● **GIVEN EXERCISE**: Find all lines in the records that include the word "Funcionario", and copy them out.

● **INFORMATION PROVIDED**:
========================================

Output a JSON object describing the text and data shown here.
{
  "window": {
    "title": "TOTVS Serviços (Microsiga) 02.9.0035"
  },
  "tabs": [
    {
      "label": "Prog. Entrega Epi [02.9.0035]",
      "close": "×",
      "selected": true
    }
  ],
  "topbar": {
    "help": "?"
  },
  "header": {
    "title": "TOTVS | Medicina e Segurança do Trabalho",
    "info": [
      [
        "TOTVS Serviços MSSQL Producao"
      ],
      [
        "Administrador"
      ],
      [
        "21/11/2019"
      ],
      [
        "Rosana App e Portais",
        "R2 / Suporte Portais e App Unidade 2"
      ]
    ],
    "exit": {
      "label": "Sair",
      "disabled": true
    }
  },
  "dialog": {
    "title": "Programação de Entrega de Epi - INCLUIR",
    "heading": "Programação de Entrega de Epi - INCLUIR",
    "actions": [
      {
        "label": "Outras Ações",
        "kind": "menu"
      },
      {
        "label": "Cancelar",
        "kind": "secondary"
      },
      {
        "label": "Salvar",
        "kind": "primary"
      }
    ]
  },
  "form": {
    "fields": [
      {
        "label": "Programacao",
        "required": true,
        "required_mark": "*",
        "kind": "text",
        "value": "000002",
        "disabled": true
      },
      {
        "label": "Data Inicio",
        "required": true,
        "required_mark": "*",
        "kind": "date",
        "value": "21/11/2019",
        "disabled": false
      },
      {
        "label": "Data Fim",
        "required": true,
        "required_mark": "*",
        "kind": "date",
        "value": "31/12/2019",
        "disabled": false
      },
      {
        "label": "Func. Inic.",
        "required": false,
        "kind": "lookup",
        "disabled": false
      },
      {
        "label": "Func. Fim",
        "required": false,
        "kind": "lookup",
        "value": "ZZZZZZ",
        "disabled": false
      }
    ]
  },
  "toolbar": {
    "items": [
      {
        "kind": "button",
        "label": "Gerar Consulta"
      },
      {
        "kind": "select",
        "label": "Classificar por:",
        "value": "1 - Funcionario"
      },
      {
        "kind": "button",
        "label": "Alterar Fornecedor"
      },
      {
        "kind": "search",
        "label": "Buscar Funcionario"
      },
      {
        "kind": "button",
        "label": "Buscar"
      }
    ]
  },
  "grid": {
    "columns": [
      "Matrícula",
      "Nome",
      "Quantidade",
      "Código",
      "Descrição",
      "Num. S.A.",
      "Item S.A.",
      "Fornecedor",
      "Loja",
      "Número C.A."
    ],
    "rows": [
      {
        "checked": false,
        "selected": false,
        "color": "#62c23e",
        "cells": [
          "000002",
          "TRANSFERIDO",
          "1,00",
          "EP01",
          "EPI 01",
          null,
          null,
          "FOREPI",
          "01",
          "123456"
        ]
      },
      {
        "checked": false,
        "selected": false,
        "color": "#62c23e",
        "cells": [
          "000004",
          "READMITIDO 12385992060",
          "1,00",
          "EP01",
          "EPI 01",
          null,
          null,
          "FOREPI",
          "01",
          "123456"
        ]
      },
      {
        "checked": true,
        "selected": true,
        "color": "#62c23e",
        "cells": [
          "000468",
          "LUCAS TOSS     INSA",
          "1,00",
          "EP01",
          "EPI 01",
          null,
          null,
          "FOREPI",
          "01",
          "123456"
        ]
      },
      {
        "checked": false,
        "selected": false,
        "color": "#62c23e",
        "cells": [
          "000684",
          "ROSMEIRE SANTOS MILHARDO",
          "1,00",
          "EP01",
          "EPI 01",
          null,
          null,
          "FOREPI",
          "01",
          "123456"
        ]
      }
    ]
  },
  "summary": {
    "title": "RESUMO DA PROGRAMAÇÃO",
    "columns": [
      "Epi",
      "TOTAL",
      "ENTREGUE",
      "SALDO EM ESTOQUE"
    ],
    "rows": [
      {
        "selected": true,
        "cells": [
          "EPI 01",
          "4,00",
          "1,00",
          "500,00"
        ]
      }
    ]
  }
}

========================================

● **TASK RESPONSE**:
        "value": "1 - Funcionario"
        "label": "Buscar Funcionario"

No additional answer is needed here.